> **DATA RECORDS**:
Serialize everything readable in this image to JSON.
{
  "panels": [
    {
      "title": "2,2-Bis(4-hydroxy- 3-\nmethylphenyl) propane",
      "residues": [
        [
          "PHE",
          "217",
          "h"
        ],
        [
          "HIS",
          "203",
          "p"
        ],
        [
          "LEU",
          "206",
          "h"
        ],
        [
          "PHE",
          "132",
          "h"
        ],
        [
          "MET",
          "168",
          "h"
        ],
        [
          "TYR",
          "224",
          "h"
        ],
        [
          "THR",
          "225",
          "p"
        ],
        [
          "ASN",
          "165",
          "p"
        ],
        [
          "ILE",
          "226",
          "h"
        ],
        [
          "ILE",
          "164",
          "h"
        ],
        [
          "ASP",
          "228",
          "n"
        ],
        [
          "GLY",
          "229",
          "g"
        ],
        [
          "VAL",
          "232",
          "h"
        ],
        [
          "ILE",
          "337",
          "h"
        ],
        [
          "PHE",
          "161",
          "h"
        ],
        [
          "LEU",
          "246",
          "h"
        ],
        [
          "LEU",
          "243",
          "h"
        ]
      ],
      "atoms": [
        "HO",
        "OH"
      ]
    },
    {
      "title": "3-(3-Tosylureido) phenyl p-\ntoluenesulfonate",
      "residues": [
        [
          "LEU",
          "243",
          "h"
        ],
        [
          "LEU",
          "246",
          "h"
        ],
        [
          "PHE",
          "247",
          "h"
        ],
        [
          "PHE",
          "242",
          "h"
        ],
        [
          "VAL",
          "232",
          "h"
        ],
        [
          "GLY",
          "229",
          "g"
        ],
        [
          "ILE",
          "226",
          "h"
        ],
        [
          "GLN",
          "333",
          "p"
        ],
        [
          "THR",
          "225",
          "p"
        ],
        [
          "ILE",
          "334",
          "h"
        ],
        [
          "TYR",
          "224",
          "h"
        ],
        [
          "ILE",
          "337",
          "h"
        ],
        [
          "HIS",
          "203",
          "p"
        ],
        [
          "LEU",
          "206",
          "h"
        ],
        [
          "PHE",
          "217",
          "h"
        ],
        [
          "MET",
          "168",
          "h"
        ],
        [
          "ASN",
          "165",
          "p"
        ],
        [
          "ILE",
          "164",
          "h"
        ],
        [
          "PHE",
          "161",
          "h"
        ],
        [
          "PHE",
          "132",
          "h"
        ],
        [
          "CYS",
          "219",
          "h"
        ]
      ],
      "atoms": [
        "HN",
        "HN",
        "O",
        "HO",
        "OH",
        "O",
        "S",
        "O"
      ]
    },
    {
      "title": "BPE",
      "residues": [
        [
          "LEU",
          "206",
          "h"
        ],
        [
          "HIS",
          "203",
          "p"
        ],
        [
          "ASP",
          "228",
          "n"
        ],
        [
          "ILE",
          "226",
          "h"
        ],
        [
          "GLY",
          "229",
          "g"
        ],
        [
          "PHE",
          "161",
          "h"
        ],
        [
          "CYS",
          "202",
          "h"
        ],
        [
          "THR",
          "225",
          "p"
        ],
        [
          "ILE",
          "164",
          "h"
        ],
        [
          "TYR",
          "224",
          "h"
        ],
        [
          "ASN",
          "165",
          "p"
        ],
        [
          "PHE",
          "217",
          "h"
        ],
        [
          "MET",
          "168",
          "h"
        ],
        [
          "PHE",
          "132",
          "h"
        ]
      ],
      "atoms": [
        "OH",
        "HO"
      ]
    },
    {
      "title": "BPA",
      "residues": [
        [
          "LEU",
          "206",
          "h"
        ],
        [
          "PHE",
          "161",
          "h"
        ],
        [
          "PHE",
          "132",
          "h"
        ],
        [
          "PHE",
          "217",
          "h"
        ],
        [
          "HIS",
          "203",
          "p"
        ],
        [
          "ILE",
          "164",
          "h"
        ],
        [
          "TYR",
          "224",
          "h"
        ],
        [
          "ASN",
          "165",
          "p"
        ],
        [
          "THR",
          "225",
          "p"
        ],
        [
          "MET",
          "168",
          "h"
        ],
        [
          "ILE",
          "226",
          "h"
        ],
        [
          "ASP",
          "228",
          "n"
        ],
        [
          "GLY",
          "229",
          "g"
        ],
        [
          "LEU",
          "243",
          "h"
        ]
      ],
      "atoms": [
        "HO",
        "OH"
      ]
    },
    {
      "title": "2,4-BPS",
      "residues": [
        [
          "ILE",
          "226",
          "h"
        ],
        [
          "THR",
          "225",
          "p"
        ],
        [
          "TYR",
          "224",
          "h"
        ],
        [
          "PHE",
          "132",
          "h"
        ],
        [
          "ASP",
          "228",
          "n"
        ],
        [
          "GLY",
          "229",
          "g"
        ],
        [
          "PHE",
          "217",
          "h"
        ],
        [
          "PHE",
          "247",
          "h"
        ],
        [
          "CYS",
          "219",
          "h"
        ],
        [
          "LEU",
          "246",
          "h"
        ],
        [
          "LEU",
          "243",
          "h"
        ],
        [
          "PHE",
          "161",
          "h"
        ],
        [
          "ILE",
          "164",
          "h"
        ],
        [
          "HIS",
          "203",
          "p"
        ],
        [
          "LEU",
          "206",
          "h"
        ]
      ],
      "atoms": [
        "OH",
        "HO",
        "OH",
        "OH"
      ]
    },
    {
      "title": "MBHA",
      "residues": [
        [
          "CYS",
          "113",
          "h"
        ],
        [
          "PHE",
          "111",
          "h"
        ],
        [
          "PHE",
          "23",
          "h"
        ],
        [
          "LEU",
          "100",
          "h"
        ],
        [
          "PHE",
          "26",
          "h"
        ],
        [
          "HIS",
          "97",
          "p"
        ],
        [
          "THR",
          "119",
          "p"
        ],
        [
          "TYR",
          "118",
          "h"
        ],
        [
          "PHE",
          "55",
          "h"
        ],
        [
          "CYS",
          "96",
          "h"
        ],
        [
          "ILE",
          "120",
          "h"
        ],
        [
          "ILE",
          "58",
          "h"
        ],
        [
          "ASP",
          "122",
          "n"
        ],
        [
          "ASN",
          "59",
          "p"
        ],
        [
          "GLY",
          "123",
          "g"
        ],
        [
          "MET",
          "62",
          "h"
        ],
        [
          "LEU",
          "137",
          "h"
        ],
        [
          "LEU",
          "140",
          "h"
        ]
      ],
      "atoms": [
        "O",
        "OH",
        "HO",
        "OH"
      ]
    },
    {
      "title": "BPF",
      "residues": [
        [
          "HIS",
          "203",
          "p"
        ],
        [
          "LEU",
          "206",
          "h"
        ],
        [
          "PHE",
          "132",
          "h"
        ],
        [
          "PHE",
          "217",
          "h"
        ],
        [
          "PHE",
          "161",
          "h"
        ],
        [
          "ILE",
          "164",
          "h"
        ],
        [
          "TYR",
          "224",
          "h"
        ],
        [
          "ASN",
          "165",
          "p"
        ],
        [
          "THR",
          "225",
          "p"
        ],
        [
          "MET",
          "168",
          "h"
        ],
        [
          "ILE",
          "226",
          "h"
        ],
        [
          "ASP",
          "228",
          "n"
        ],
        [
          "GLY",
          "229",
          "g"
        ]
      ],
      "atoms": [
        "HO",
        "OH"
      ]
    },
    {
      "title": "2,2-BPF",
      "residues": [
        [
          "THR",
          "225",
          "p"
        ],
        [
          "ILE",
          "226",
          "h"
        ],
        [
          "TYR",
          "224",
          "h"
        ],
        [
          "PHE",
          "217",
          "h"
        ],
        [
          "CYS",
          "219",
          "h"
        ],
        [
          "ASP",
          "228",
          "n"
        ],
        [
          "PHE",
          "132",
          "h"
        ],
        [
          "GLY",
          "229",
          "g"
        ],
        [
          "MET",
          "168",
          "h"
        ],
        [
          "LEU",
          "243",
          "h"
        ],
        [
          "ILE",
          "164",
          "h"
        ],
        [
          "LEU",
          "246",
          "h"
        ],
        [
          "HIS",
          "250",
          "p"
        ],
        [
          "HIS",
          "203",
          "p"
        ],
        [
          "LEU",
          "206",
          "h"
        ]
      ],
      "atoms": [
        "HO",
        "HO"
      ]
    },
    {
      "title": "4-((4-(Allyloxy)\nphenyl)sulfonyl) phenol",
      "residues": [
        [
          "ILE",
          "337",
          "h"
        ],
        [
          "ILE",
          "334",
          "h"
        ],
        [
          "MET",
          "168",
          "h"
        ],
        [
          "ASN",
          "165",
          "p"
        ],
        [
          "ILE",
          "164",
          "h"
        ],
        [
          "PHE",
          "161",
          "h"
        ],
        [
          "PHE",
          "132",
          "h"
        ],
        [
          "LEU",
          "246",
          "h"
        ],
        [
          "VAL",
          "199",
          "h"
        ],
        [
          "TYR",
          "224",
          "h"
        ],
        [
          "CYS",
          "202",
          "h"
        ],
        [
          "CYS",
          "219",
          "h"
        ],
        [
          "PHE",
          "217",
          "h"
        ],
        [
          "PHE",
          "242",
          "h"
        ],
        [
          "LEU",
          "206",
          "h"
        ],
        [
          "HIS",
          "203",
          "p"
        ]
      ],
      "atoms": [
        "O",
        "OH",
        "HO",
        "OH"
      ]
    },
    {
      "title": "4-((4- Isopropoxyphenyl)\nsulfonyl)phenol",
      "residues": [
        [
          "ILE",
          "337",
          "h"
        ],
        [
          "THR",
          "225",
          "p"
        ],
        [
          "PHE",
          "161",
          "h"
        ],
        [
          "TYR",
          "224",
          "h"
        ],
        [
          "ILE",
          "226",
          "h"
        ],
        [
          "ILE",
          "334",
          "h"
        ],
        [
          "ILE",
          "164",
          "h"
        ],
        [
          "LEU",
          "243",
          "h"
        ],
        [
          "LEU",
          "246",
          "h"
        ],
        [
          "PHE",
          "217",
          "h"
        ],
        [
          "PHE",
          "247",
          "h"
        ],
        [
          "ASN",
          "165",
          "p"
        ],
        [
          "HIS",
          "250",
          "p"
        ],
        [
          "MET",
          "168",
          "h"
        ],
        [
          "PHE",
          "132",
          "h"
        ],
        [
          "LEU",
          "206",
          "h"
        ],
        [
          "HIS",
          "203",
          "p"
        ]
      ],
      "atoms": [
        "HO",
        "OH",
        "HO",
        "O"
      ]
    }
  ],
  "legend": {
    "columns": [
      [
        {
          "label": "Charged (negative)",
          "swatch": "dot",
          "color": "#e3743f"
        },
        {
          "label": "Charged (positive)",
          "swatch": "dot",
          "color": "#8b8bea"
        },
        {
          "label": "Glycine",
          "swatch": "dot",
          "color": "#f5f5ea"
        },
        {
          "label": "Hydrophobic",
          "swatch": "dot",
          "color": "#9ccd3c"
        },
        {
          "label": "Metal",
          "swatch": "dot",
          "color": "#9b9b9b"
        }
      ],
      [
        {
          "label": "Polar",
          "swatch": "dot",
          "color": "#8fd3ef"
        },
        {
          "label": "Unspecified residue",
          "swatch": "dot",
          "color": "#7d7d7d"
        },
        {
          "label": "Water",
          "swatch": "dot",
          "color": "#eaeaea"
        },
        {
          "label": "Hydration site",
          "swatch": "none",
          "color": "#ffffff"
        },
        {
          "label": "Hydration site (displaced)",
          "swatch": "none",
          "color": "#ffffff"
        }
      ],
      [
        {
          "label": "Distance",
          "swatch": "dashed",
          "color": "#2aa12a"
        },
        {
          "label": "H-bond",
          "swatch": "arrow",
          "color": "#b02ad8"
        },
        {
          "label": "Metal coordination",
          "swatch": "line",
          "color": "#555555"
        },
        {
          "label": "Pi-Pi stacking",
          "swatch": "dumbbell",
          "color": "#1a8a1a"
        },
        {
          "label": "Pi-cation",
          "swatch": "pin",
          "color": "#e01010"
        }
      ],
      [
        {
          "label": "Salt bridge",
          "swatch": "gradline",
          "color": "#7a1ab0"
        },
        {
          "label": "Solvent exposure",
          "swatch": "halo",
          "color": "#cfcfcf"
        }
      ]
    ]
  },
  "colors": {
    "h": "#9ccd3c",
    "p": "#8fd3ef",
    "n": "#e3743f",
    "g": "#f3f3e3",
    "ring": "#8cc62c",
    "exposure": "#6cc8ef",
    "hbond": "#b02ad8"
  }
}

> **GOAL OF THE EXERCISE**:
Say how many lines include the word "Hydration"; reply with the number alone.

> **REPLY TO THE TASK**:
2